Your goal: The records that follow must be repeated verbatim, every one of them.

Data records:

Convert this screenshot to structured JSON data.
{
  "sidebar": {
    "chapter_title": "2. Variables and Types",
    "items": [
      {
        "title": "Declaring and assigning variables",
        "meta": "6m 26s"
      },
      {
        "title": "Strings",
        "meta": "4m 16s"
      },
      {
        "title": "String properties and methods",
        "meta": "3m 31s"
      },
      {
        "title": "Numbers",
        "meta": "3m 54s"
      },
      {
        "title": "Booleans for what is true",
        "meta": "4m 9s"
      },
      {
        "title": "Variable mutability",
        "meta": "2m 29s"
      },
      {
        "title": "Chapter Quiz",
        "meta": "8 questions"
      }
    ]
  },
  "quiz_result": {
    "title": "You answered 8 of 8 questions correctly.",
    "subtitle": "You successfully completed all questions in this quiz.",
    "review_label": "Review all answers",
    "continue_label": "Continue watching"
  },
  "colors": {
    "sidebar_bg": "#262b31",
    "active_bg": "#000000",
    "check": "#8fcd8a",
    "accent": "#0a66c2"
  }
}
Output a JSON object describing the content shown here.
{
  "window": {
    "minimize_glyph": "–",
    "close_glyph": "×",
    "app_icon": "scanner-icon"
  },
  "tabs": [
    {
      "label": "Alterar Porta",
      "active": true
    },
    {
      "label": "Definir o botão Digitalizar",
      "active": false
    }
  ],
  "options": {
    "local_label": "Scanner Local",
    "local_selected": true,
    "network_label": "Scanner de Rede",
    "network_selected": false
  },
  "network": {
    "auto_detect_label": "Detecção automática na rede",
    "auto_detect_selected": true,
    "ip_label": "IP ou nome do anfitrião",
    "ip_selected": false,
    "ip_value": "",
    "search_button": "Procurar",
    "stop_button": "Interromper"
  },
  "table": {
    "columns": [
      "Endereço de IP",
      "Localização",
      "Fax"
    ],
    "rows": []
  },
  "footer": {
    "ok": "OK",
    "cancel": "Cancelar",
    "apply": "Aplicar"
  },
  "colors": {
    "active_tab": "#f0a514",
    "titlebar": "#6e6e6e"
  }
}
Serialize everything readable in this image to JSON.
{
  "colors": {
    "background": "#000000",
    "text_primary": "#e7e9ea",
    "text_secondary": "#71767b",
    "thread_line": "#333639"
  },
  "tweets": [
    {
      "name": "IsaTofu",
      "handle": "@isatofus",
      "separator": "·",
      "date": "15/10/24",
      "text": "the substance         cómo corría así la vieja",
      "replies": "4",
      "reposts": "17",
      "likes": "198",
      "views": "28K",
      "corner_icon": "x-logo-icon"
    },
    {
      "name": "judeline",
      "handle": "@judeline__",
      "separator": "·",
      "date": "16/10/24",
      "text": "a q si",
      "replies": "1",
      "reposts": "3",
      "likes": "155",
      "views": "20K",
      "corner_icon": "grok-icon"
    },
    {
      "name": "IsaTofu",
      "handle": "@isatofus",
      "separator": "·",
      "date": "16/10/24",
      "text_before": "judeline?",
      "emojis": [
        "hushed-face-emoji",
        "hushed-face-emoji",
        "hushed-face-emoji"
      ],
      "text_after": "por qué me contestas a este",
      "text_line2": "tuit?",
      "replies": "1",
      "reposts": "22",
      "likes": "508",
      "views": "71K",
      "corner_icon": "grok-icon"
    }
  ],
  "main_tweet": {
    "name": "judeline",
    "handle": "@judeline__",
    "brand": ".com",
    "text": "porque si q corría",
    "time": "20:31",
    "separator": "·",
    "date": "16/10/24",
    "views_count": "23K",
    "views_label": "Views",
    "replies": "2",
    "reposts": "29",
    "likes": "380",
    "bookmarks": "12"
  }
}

Exercise answer:
Convert this screenshot to structured JSON data.
{
  "sidebar": {
    "chapter_title": "2. Variables and Types",
    "items": [
      {
        "title": "Declaring and assigning variables",
        "meta": "6m 26s"
      },
      {
        "title": "Strings",
        "meta": "4m 16s"
      },
      {
        "title": "String properties and methods",
        "meta": "3m 31s"
      },
      {
        "title": "Numbers",
        "meta": "3m 54s"
      },
      {
        "title": "Booleans for what is true",
        "meta": "4m 9s"
      },
      {
        "title": "Variable mutability",
        "meta": "2m 29s"
      },
      {
        "title": "Chapter Quiz",
        "meta": "8 questions"
      }
    ]
  },
  "quiz_result": {
    "title": "You answered 8 of 8 questions correctly.",
    "subtitle": "You successfully completed all questions in this quiz.",
    "review_label": "Review all answers",
    "continue_label": "Continue watching"
  },
  "colors": {
    "sidebar_bg": "#262b31",
    "active_bg": "#000000",
    "check": "#8fcd8a",
    "accent": "#0a66c2"
  }
}
Output a JSON object describing the content shown here.
{
  "window": {
    "minimize_glyph": "–",
    "close_glyph": "×",
    "app_icon": "scanner-icon"
  },
  "tabs": [
    {
      "label": "Alterar Porta",
      "active": true
    },
    {
      "label": "Definir o botão Digitalizar",
      "active": false
    }
  ],
  "options": {
    "local_label": "Scanner Local",
    "local_selected": true,
    "network_label": "Scanner de Rede",
    "network_selected": false
  },
  "network": {
    "auto_detect_label": "Detecção automática na rede",
    "auto_detect_selected": true,
    "ip_label": "IP ou nome do anfitrião",
    "ip_selected": false,
    "ip_value": "",
    "search_button": "Procurar",
    "stop_button": "Interromper"
  },
  "table": {
    "columns": [
      "Endereço de IP",
      "Localização",
      "Fax"
    ],
    "rows": []
  },
  "footer": {
    "ok": "OK",
    "cancel": "Cancelar",
    "apply": "Aplicar"
  },
  "colors": {
    "active_tab": "#f0a514",
    "titlebar": "#6e6e6e"
  }
}
Serialize everything readable in this image to JSON.
{
  "colors": {
    "background": "#000000",
    "text_primary": "#e7e9ea",
    "text_secondary": "#71767b",
    "thread_line": "#333639"
  },
  "tweets": [
    {
      "name": "IsaTofu",
      "handle": "@isatofus",
      "separator": "·",
      "date": "15/10/24",
      "text": "the substance         cómo corría así la vieja",
      "replies": "4",
      "reposts": "17",
      "likes": "198",
      "views": "28K",
      "corner_icon": "x-logo-icon"
    },
    {
      "name": "judeline",
      "handle": "@judeline__",
      "separator": "·",
      "date": "16/10/24",
      "text": "a q si",
      "replies": "1",
      "reposts": "3",
      "likes": "155",
      "views": "20K",
      "corner_icon": "grok-icon"
    },
    {
      "name": "IsaTofu",
      "handle": "@isatofus",
      "separator": "·",
      "date": "16/10/24",
      "text_before": "judeline?",
      "emojis": [
        "hushed-face-emoji",
        "hushed-face-emoji",
        "hushed-face-emoji"
      ],
      "text_after": "por qué me contestas a este",
      "text_line2": "tuit?",
      "replies": "1",
      "reposts": "22",
      "likes": "508",
      "views": "71K",
      "corner_icon": "grok-icon"
    }
  ],
  "main_tweet": {
    "name": "judeline",
    "handle": "@judeline__",
    "brand": ".com",
    "text": "porque si q corría",
    "time": "20:31",
    "separator": "·",
    "date": "16/10/24",
    "views_count": "23K",
    "views_label": "Views",
    "replies": "2",
    "reposts": "29",
    "likes": "380",
    "bookmarks": "12"
  }
}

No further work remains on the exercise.